__Exercise instructions__. Go through the data below and copy it exactly, skipping every picture.

◆ ◆ ◆ ◆ ◆

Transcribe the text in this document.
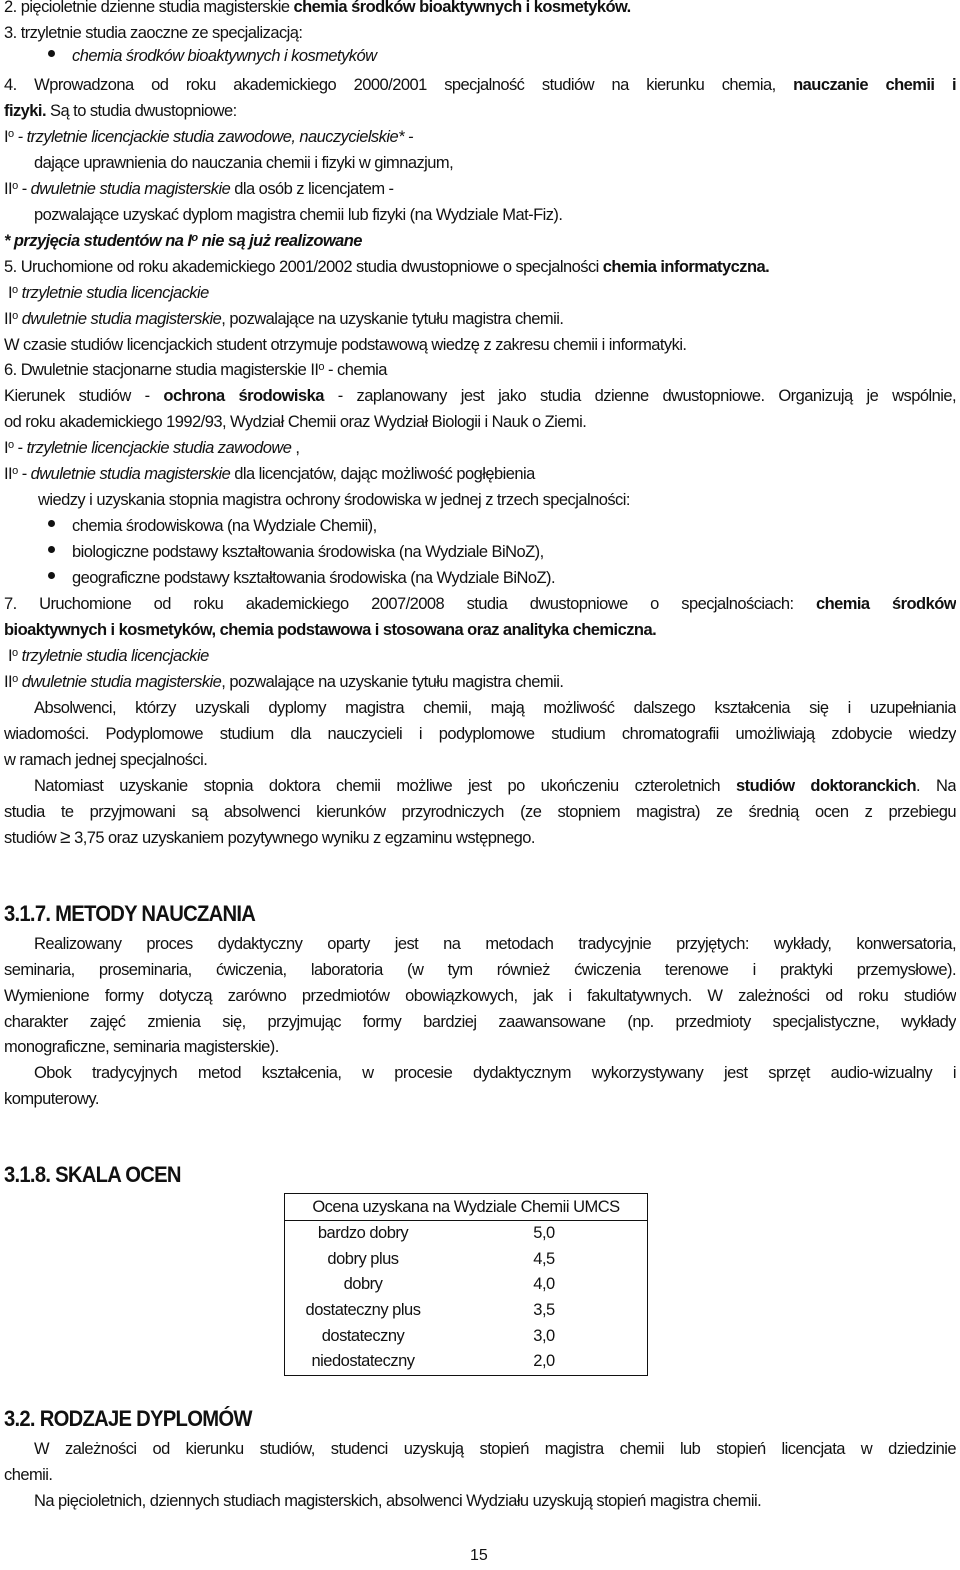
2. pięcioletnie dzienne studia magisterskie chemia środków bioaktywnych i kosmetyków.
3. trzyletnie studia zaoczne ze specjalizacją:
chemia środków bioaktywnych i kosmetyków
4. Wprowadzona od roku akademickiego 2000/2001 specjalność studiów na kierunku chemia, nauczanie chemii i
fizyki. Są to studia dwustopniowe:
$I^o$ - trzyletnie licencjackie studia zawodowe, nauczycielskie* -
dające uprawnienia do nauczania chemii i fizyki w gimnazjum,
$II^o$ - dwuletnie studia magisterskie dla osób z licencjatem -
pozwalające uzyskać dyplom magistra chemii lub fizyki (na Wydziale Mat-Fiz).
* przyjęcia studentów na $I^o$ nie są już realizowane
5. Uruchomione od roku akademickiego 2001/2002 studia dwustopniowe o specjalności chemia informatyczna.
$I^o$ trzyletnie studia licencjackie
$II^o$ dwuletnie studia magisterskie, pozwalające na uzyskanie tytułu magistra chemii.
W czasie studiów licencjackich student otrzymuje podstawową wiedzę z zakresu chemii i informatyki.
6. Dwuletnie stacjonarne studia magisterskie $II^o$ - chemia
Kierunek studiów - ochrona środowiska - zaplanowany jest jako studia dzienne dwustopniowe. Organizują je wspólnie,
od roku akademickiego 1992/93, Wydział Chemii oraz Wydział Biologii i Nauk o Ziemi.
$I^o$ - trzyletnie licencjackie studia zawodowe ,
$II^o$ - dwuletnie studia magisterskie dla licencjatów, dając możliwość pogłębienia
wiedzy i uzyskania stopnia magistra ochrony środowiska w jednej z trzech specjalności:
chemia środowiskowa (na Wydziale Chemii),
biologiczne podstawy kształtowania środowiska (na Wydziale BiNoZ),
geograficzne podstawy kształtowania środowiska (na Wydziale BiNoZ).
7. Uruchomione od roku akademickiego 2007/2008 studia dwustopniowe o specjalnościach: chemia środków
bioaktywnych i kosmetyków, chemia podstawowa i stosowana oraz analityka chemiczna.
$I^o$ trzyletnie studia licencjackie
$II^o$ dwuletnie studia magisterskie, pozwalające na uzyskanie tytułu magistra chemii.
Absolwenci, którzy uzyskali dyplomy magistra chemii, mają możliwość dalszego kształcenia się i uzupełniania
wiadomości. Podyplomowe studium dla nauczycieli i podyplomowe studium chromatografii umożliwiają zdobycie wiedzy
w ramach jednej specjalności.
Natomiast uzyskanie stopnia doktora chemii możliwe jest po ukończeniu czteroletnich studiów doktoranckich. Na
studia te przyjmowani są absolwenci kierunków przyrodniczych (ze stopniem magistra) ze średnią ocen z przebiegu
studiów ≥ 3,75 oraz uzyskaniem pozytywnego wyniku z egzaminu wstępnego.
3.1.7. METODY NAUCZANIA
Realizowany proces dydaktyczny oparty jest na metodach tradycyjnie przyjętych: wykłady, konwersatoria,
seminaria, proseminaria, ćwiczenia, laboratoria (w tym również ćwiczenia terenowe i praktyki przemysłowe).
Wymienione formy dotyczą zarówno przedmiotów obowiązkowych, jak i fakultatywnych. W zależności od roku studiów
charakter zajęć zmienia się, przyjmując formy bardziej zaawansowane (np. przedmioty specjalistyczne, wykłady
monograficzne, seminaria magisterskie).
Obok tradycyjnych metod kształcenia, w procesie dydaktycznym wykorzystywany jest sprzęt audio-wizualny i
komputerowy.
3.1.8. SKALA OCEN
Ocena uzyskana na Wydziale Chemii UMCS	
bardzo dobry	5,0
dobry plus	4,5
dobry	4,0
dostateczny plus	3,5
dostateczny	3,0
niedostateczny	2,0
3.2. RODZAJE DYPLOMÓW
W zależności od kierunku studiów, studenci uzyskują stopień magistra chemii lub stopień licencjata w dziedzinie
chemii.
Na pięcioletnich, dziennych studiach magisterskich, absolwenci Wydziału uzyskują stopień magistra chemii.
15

◆ ◆ ◆ ◆ ◆

__Correct response__.
Transcribe the text in this document.
2. pięcioletnie dzienne studia magisterskie chemia środków bioaktywnych i kosmetyków.
3. trzyletnie studia zaoczne ze specjalizacją:
chemia środków bioaktywnych i kosmetyków
4. Wprowadzona od roku akademickiego 2000/2001 specjalność studiów na kierunku chemia, nauczanie chemii i
fizyki. Są to studia dwustopniowe:
$I^o$ - trzyletnie licencjackie studia zawodowe, nauczycielskie* -
dające uprawnienia do nauczania chemii i fizyki w gimnazjum,
$II^o$ - dwuletnie studia magisterskie dla osób z licencjatem -
pozwalające uzyskać dyplom magistra chemii lub fizyki (na Wydziale Mat-Fiz).
* przyjęcia studentów na $I^o$ nie są już realizowane
5. Uruchomione od roku akademickiego 2001/2002 studia dwustopniowe o specjalności chemia informatyczna.
$I^o$ trzyletnie studia licencjackie
$II^o$ dwuletnie studia magisterskie, pozwalające na uzyskanie tytułu magistra chemii.
W czasie studiów licencjackich student otrzymuje podstawową wiedzę z zakresu chemii i informatyki.
6. Dwuletnie stacjonarne studia magisterskie $II^o$ - chemia
Kierunek studiów - ochrona środowiska - zaplanowany jest jako studia dzienne dwustopniowe. Organizują je wspólnie,
od roku akademickiego 1992/93, Wydział Chemii oraz Wydział Biologii i Nauk o Ziemi.
$I^o$ - trzyletnie licencjackie studia zawodowe ,
$II^o$ - dwuletnie studia magisterskie dla licencjatów, dając możliwość pogłębienia
wiedzy i uzyskania stopnia magistra ochrony środowiska w jednej z trzech specjalności:
chemia środowiskowa (na Wydziale Chemii),
biologiczne podstawy kształtowania środowiska (na Wydziale BiNoZ),
geograficzne podstawy kształtowania środowiska (na Wydziale BiNoZ).
7. Uruchomione od roku akademickiego 2007/2008 studia dwustopniowe o specjalnościach: chemia środków
bioaktywnych i kosmetyków, chemia podstawowa i stosowana oraz analityka chemiczna.
$I^o$ trzyletnie studia licencjackie
$II^o$ dwuletnie studia magisterskie, pozwalające na uzyskanie tytułu magistra chemii.
Absolwenci, którzy uzyskali dyplomy magistra chemii, mają możliwość dalszego kształcenia się i uzupełniania
wiadomości. Podyplomowe studium dla nauczycieli i podyplomowe studium chromatografii umożliwiają zdobycie wiedzy
w ramach jednej specjalności.
Natomiast uzyskanie stopnia doktora chemii możliwe jest po ukończeniu czteroletnich studiów doktoranckich. Na
studia te przyjmowani są absolwenci kierunków przyrodniczych (ze stopniem magistra) ze średnią ocen z przebiegu
studiów ≥ 3,75 oraz uzyskaniem pozytywnego wyniku z egzaminu wstępnego.
3.1.7. METODY NAUCZANIA
Realizowany proces dydaktyczny oparty jest na metodach tradycyjnie przyjętych: wykłady, konwersatoria,
seminaria, proseminaria, ćwiczenia, laboratoria (w tym również ćwiczenia terenowe i praktyki przemysłowe).
Wymienione formy dotyczą zarówno przedmiotów obowiązkowych, jak i fakultatywnych. W zależności od roku studiów
charakter zajęć zmienia się, przyjmując formy bardziej zaawansowane (np. przedmioty specjalistyczne, wykłady
monograficzne, seminaria magisterskie).
Obok tradycyjnych metod kształcenia, w procesie dydaktycznym wykorzystywany jest sprzęt audio-wizualny i
komputerowy.
3.1.8. SKALA OCEN
Ocena uzyskana na Wydziale Chemii UMCS	
bardzo dobry	5,0
dobry plus	4,5
dobry	4,0
dostateczny plus	3,5
dostateczny	3,0
niedostateczny	2,0
3.2. RODZAJE DYPLOMÓW
W zależności od kierunku studiów, studenci uzyskują stopień magistra chemii lub stopień licencjata w dziedzinie
chemii.
Na pięcioletnich, dziennych studiach magisterskich, absolwenci Wydziału uzyskują stopień magistra chemii.
15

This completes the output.